§ **抜粋本文**
• • • •

バイマンスリーワーズBimonthly Words
心のバランス
やり過ぎでは? と思うほどPRされるワクチン接種の啓蒙情報。
出産前の女性に、子宮頸がんワクチンを接種して本当に大丈夫なのか。
効いているのか分からないインフルエンザワクチンを、毎年受けてもいいものか。
人体への安全性は不透明で、何年か先に後悔することのないことを祈るばかりです。
近代西洋医学はみごとな発展を遂げ、人類に大きく貢献しました。
特に感染症などの予防に貢献した抗生物質やワクチンの発見は偉大です。
“人生わずか50年”といわれながら、世界を代表する長寿国になった日本。
その背景に、医療に関係する方々のたゆまぬ努力があったことは間違いありません。
一方で、抗生物質などは農薬や食品保存薬にも使われ、その副作用が心配されています。
「人はがんで死ぬのではなく、がんの治療で死ぬ」と言われるのはここにあります。
医療技術がめざましく発展しているのに、病人が減らないのは残念でなりません。

• • • •

§ **分析用データ**
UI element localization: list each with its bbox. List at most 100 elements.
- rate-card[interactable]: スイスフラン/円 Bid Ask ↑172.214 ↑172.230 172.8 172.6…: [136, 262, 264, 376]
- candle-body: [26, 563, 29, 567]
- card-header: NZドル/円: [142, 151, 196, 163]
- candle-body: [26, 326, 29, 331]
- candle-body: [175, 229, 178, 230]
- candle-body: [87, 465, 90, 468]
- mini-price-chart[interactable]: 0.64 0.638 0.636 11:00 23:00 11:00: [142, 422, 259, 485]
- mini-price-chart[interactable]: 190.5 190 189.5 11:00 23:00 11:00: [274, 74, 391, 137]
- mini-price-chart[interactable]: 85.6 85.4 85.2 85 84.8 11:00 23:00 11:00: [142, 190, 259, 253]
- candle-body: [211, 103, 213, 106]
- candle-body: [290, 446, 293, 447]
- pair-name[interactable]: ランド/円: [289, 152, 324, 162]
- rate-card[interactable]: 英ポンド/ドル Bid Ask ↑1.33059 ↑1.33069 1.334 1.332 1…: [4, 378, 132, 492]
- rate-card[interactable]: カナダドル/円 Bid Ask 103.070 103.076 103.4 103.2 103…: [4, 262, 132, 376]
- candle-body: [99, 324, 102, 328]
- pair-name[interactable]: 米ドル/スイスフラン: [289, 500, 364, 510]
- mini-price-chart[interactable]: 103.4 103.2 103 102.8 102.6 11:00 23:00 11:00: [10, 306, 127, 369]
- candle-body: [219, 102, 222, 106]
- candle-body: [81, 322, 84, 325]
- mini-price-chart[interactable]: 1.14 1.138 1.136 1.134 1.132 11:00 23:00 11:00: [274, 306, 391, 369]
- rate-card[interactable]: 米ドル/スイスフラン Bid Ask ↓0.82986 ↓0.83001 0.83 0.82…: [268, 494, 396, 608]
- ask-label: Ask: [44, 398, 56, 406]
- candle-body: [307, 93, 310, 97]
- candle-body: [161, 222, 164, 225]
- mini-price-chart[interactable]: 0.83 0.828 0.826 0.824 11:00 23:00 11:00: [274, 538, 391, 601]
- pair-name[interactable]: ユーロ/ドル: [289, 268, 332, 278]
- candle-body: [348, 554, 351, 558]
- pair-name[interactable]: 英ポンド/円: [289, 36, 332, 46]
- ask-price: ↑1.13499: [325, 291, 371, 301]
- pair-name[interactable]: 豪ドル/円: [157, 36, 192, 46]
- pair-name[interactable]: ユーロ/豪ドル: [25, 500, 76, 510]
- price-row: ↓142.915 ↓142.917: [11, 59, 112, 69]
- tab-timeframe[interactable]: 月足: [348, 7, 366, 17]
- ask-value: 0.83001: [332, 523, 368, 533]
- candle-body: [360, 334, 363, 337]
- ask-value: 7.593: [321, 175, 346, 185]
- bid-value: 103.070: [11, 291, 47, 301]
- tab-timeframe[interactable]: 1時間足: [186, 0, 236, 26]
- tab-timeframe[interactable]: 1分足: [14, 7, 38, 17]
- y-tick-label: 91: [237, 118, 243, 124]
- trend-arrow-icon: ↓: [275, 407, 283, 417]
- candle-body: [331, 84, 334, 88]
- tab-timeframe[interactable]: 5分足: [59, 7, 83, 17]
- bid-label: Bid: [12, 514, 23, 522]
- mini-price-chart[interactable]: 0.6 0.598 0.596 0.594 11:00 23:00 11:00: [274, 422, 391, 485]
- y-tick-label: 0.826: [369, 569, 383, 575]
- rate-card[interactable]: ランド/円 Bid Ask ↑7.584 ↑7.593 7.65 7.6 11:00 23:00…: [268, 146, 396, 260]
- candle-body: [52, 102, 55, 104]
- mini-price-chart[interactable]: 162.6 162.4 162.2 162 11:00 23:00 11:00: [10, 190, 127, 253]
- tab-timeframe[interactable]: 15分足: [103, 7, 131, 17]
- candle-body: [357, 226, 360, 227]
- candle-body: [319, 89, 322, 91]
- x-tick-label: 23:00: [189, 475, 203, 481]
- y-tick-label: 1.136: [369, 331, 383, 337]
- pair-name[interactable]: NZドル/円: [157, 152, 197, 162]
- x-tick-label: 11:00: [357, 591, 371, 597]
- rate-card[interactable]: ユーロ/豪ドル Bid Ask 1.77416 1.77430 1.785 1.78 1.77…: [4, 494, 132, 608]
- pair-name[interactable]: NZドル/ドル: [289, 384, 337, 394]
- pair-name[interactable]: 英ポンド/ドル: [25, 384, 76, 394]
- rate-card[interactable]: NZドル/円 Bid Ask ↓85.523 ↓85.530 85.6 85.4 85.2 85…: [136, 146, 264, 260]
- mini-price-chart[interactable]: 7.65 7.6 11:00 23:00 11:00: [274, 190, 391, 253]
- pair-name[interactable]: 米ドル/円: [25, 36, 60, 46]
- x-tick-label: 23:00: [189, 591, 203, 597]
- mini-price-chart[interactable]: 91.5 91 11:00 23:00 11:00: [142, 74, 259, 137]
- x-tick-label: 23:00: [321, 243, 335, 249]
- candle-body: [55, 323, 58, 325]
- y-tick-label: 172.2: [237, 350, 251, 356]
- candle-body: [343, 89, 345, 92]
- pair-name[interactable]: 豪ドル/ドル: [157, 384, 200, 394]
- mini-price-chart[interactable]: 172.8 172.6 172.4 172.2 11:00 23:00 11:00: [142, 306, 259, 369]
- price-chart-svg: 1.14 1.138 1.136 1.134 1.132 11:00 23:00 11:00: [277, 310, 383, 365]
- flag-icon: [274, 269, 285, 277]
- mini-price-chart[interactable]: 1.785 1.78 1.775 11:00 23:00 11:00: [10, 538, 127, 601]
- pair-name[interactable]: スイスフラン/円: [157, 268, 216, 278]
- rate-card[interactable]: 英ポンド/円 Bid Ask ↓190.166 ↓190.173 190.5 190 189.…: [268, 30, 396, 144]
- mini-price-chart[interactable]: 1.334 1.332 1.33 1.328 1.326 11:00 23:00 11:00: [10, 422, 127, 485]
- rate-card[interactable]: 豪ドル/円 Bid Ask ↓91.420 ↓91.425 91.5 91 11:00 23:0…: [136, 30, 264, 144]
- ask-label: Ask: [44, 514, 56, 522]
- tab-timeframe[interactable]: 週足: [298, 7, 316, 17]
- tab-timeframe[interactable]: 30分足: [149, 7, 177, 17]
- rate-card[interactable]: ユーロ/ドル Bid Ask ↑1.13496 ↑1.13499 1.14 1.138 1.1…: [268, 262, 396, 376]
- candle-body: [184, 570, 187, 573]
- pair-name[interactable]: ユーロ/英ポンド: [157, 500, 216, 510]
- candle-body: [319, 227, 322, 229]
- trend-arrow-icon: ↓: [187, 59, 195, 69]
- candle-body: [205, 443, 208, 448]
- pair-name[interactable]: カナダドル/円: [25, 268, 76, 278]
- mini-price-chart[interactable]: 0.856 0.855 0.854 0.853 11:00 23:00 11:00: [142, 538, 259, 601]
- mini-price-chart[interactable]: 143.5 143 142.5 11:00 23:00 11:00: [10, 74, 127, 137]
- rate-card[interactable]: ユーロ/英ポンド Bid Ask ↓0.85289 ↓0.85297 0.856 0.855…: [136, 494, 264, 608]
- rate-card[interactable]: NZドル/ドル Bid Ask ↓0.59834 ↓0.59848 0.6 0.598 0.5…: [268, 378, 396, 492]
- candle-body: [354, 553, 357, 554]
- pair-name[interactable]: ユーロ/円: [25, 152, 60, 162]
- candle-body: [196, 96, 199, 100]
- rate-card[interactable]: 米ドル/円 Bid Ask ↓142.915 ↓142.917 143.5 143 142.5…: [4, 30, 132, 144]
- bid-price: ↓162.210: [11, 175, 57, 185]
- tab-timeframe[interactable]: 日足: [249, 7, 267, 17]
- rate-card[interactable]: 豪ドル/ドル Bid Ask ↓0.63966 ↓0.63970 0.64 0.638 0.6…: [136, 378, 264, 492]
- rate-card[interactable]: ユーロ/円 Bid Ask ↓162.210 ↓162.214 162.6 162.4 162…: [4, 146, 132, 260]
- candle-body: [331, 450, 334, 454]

• • • •

§ **課題 1**
次の(a)〜(c)がワクチンと医療についての文章の内容と合っているかを、「はい」か「いいえ」で答えてください。それぞれ、判断の決め手となる本文の語句をそのまま引用して添えてください。(a) 抗生物質やワクチンの発見は偉大だと述べている。(b) 日本が長寿国になったことと医療関係者の努力とは関係がないとしている。(c) 医療技術の発展によって病人は減ったと述べている。
§ **課題 2**
ワクチンと医療についての文章を、最後の文の後から書き継いでください。

§ **解答 1**
(a) はい。「特に感染症などの予防に貢献した抗生物質やワクチンの発見は偉大です。」
(b) いいえ。「その背景に、医療に関係する方々のたゆまぬ努力があったことは間違いありません。」
(c) いいえ。「病人が減らないのは残念でなりません。」

§ **解答 2**
日本の医療の方向性が、大きな曲がり角に来ているのではないでしょうか?
近代西洋医学の考え方は、対症療法がベースになっています。
それは、まず病原菌や臓器の異変など病気の「原因」を突き止め、
手術や薬で、その原因を取り除くというもの。
このことから西洋医学では作用の強い薬が良い薬と見る向きがあります。
西洋医学から生まれた薬が使われるのは、病気の人だけではありません。
今回のオリンピックでも開会式の宣誓でドーピング問題が取り上げられ、
国内で100万人を超えたうつ病の軽症者へも薬物治療がされている。
スポーツや心の問題にまで薬が使われるのは、どうなのでしょう…。
西洋と東洋の組み合わせによる「統合医療」の時代
そこで今、漢方や中医学といった東洋医学が見直されています。
東洋医学は、身体のバランスが崩れた状態を病気とし、
天然の生薬、鍼灸、気功などによる根本治療がベースです。
特に、食事を最良の健康法とする「医食同源」の思想を大切にします。
東京吉祥寺の小児科医、真弓定夫氏は「薬を出さない」「注射を打たない」を貫く先生で、
子供が健康に生きるには医者の治療や薬より、生活習慣の改善を重視します。
先生は人間が必要とする食物のバランスは人間の歯を見ればわかるという。
歯は32本で上下左右に分けると8本ずつで、臼歯が5本、門歯が2本、犬歯が1本。
臼歯の役割は穀類(米、麦、芋、豆など)を噛むことで、門歯が野菜や海藻類を、
そして犬歯は肉や魚を食べるために存在しています。
つまり、穀類5、野菜類2、肉1の割合で食べるのが最適なバランスです。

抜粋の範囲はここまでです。